* Given exercise:
Which lines have the string "χώρας"? Copy all of them from the entries below.

* Data supplied:
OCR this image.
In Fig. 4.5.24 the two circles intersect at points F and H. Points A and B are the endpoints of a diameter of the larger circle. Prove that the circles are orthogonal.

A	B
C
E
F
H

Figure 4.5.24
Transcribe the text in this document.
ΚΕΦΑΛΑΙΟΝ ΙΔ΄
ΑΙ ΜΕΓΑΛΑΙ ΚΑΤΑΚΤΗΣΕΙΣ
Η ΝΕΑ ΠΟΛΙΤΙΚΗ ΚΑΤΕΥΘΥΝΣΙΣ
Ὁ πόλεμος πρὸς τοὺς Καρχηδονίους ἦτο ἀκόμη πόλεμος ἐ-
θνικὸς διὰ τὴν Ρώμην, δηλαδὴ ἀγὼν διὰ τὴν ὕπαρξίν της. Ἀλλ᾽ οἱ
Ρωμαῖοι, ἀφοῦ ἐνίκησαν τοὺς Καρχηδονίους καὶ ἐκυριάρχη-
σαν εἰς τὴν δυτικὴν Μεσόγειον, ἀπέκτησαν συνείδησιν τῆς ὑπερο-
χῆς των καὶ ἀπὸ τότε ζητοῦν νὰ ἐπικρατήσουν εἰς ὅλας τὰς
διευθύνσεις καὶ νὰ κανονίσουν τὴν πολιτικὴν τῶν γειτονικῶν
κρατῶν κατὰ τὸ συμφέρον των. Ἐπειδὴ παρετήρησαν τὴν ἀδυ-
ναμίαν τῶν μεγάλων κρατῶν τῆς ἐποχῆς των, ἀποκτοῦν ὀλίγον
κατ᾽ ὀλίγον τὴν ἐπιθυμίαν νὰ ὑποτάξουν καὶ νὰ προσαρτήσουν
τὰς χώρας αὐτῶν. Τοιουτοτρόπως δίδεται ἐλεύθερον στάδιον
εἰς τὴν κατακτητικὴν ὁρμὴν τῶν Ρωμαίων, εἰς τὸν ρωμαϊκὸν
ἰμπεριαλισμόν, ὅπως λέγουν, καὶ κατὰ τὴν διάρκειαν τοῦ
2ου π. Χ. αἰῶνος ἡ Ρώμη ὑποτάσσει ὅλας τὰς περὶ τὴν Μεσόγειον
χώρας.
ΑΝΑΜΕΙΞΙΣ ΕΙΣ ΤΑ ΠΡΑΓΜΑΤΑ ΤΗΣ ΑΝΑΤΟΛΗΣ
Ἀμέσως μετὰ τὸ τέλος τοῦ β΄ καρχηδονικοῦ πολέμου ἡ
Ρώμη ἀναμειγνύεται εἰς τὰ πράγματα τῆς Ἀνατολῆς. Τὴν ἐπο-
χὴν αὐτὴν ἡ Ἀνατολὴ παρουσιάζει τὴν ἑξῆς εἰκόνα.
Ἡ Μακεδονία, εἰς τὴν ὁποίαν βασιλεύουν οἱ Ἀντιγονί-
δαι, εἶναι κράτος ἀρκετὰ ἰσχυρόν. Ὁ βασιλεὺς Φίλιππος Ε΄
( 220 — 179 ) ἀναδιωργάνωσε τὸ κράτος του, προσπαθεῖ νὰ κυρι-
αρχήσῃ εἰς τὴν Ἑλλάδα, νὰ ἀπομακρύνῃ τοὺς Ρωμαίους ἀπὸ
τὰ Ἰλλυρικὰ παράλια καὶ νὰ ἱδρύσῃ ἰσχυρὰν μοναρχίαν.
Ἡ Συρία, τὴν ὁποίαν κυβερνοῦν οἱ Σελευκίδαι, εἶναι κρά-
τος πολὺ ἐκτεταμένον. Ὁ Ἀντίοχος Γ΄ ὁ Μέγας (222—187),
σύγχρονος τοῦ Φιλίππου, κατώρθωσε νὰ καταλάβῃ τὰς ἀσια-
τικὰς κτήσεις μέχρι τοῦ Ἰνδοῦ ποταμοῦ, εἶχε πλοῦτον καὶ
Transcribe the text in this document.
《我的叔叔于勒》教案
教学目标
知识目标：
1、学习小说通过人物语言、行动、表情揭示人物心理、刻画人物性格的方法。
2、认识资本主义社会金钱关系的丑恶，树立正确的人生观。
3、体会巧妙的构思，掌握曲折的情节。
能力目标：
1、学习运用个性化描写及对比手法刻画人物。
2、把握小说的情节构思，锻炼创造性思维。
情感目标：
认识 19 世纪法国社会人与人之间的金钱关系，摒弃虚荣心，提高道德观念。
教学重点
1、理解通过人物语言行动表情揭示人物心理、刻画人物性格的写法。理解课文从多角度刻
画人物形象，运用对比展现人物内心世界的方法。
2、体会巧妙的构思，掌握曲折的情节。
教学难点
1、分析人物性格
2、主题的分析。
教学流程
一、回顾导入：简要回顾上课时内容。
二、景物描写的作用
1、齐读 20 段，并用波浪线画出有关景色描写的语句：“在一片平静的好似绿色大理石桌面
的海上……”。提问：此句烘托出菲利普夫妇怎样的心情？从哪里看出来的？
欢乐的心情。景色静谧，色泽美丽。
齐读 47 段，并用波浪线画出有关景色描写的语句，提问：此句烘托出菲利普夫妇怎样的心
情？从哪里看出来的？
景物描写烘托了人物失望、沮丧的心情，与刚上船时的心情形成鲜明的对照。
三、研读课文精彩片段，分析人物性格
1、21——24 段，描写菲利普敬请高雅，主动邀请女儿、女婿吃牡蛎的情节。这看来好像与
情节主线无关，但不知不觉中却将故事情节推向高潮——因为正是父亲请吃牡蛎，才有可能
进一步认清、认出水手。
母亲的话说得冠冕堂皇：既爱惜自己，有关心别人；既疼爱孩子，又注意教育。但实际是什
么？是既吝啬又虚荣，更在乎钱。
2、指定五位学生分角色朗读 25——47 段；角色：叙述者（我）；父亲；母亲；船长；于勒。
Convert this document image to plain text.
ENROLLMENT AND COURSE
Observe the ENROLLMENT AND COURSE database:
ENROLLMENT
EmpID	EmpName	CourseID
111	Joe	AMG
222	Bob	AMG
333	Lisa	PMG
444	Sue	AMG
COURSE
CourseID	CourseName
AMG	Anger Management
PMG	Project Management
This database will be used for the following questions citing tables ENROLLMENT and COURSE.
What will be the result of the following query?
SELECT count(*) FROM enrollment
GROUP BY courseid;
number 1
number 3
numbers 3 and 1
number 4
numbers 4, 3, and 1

* Completed task:
τὰς χώρας αὐτῶν. Τοιουτοτρόπως δίδεται ἐλεύθερον στάδιον
χώρας.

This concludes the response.